» **Problem to solve**
Give all the lines below again, exactly, with no pictures.

» **Dataset records**
▽

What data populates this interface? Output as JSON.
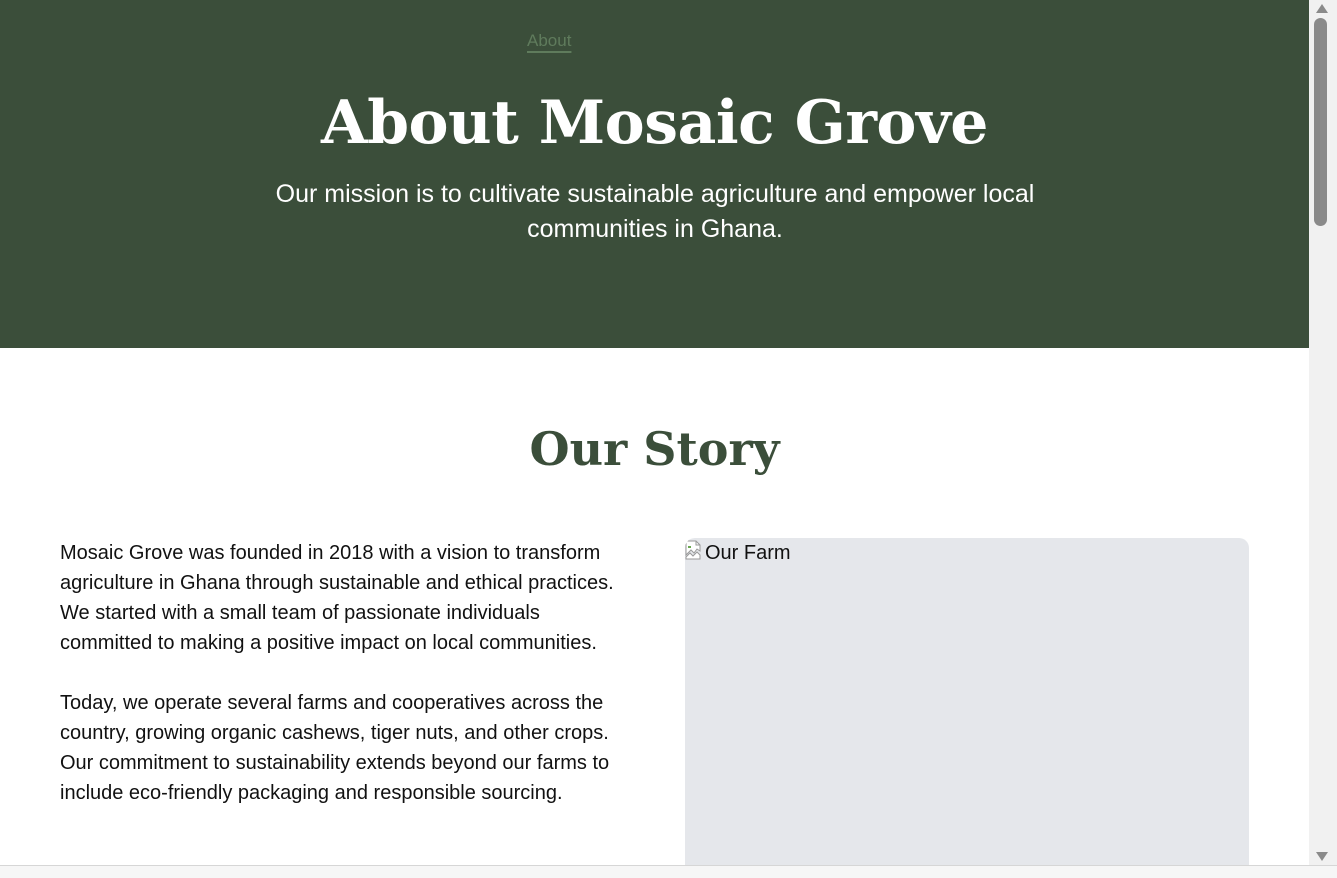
{
  "hero": {
    "nav_link": "About",
    "title": "About Mosaic Grove",
    "subtitle": "Our mission is to cultivate sustainable agriculture and empower local communities in Ghana."
  },
  "story": {
    "heading": "Our Story",
    "paragraphs": [
      "Mosaic Grove was founded in 2018 with a vision to transform agriculture in Ghana through sustainable and ethical practices. We started with a small team of passionate individuals committed to making a positive impact on local communities.",
      "Today, we operate several farms and cooperatives across the country, growing organic cashews, tiger nuts, and other crops. Our commitment to sustainability extends beyond our farms to include eco-friendly packaging and responsible sourcing."
    ],
    "image_alt": "Our Farm",
    "image_icon": "broken-image-icon"
  },
  "colors": {
    "hero_bg": "#3b4e3a",
    "heading": "#3b4e3a",
    "image_placeholder": "#e5e7eb"
  }
}
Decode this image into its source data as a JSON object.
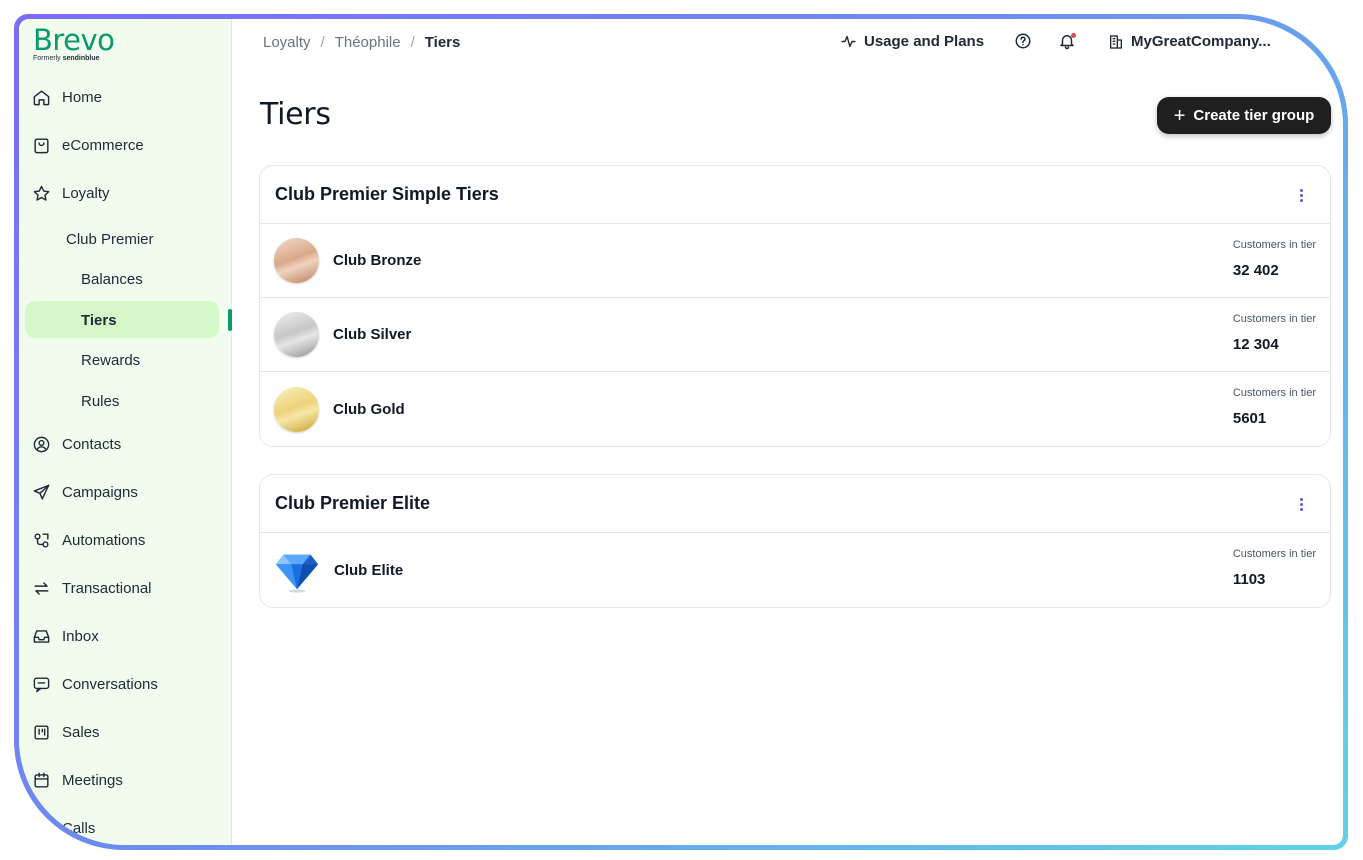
{
  "brand": {
    "logo": "Brevo",
    "formerly": "Formerly",
    "formerly_name": "sendinblue"
  },
  "sidebar": {
    "items": [
      {
        "label": "Home",
        "icon": "home-icon"
      },
      {
        "label": "eCommerce",
        "icon": "shopping-bag-icon"
      },
      {
        "label": "Loyalty",
        "icon": "star-icon"
      },
      {
        "label": "Contacts",
        "icon": "user-circle-icon"
      },
      {
        "label": "Campaigns",
        "icon": "send-icon"
      },
      {
        "label": "Automations",
        "icon": "automation-icon"
      },
      {
        "label": "Transactional",
        "icon": "arrows-swap-icon"
      },
      {
        "label": "Inbox",
        "icon": "inbox-icon"
      },
      {
        "label": "Conversations",
        "icon": "chat-icon"
      },
      {
        "label": "Sales",
        "icon": "kanban-icon"
      },
      {
        "label": "Meetings",
        "icon": "calendar-icon"
      },
      {
        "label": "Calls",
        "icon": "phone-icon"
      }
    ],
    "loyalty_program": "Club Premier",
    "subitems": [
      "Balances",
      "Tiers",
      "Rewards",
      "Rules"
    ],
    "active": "Tiers"
  },
  "breadcrumb": {
    "items": [
      "Loyalty",
      "Théophile",
      "Tiers"
    ],
    "separator": "/"
  },
  "topbar": {
    "usage": "Usage and Plans",
    "company": "MyGreatCompany..."
  },
  "page": {
    "title": "Tiers",
    "create_button": "Create tier group"
  },
  "groups": [
    {
      "title": "Club Premier Simple Tiers",
      "tiers": [
        {
          "name": "Club Bronze",
          "label": "Customers in tier",
          "count": "32 402",
          "badge": "bronze-medal"
        },
        {
          "name": "Club Silver",
          "label": "Customers in tier",
          "count": "12 304",
          "badge": "silver-medal"
        },
        {
          "name": "Club Gold",
          "label": "Customers in tier",
          "count": "5601",
          "badge": "gold-medal"
        }
      ]
    },
    {
      "title": "Club Premier Elite",
      "tiers": [
        {
          "name": "Club Elite",
          "label": "Customers in tier",
          "count": "1103",
          "badge": "diamond"
        }
      ]
    }
  ],
  "colors": {
    "brand_green": "#0b996e",
    "sidebar_bg": "#f1fcef",
    "active_bg": "#d6f8c9",
    "button_dark": "#1f1f1f",
    "kebab": "#5b5bd6"
  }
}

△

» **Complete answer**
What data populates this interface? Output as JSON.
{
  "hero": {
    "nav_link": "About",
    "title": "About Mosaic Grove",
    "subtitle": "Our mission is to cultivate sustainable agriculture and empower local communities in Ghana."
  },
  "story": {
    "heading": "Our Story",
    "paragraphs": [
      "Mosaic Grove was founded in 2018 with a vision to transform agriculture in Ghana through sustainable and ethical practices. We started with a small team of passionate individuals committed to making a positive impact on local communities.",
      "Today, we operate several farms and cooperatives across the country, growing organic cashews, tiger nuts, and other crops. Our commitment to sustainability extends beyond our farms to include eco-friendly packaging and responsible sourcing."
    ],
    "image_alt": "Our Farm",
    "image_icon": "broken-image-icon"
  },
  "colors": {
    "hero_bg": "#3b4e3a",
    "heading": "#3b4e3a",
    "image_placeholder": "#e5e7eb"
  }
}
Decode this image into its source data as a JSON object.
{
  "brand": {
    "logo": "Brevo",
    "formerly": "Formerly",
    "formerly_name": "sendinblue"
  },
  "sidebar": {
    "items": [
      {
        "label": "Home",
        "icon": "home-icon"
      },
      {
        "label": "eCommerce",
        "icon": "shopping-bag-icon"
      },
      {
        "label": "Loyalty",
        "icon": "star-icon"
      },
      {
        "label": "Contacts",
        "icon": "user-circle-icon"
      },
      {
        "label": "Campaigns",
        "icon": "send-icon"
      },
      {
        "label": "Automations",
        "icon": "automation-icon"
      },
      {
        "label": "Transactional",
        "icon": "arrows-swap-icon"
      },
      {
        "label": "Inbox",
        "icon": "inbox-icon"
      },
      {
        "label": "Conversations",
        "icon": "chat-icon"
      },
      {
        "label": "Sales",
        "icon": "kanban-icon"
      },
      {
        "label": "Meetings",
        "icon": "calendar-icon"
      },
      {
        "label": "Calls",
        "icon": "phone-icon"
      }
    ],
    "loyalty_program": "Club Premier",
    "subitems": [
      "Balances",
      "Tiers",
      "Rewards",
      "Rules"
    ],
    "active": "Tiers"
  },
  "breadcrumb": {
    "items": [
      "Loyalty",
      "Théophile",
      "Tiers"
    ],
    "separator": "/"
  },
  "topbar": {
    "usage": "Usage and Plans",
    "company": "MyGreatCompany..."
  },
  "page": {
    "title": "Tiers",
    "create_button": "Create tier group"
  },
  "groups": [
    {
      "title": "Club Premier Simple Tiers",
      "tiers": [
        {
          "name": "Club Bronze",
          "label": "Customers in tier",
          "count": "32 402",
          "badge": "bronze-medal"
        },
        {
          "name": "Club Silver",
          "label": "Customers in tier",
          "count": "12 304",
          "badge": "silver-medal"
        },
        {
          "name": "Club Gold",
          "label": "Customers in tier",
          "count": "5601",
          "badge": "gold-medal"
        }
      ]
    },
    {
      "title": "Club Premier Elite",
      "tiers": [
        {
          "name": "Club Elite",
          "label": "Customers in tier",
          "count": "1103",
          "badge": "diamond"
        }
      ]
    }
  ],
  "colors": {
    "brand_green": "#0b996e",
    "sidebar_bg": "#f1fcef",
    "active_bg": "#d6f8c9",
    "button_dark": "#1f1f1f",
    "kebab": "#5b5bd6"
  }
}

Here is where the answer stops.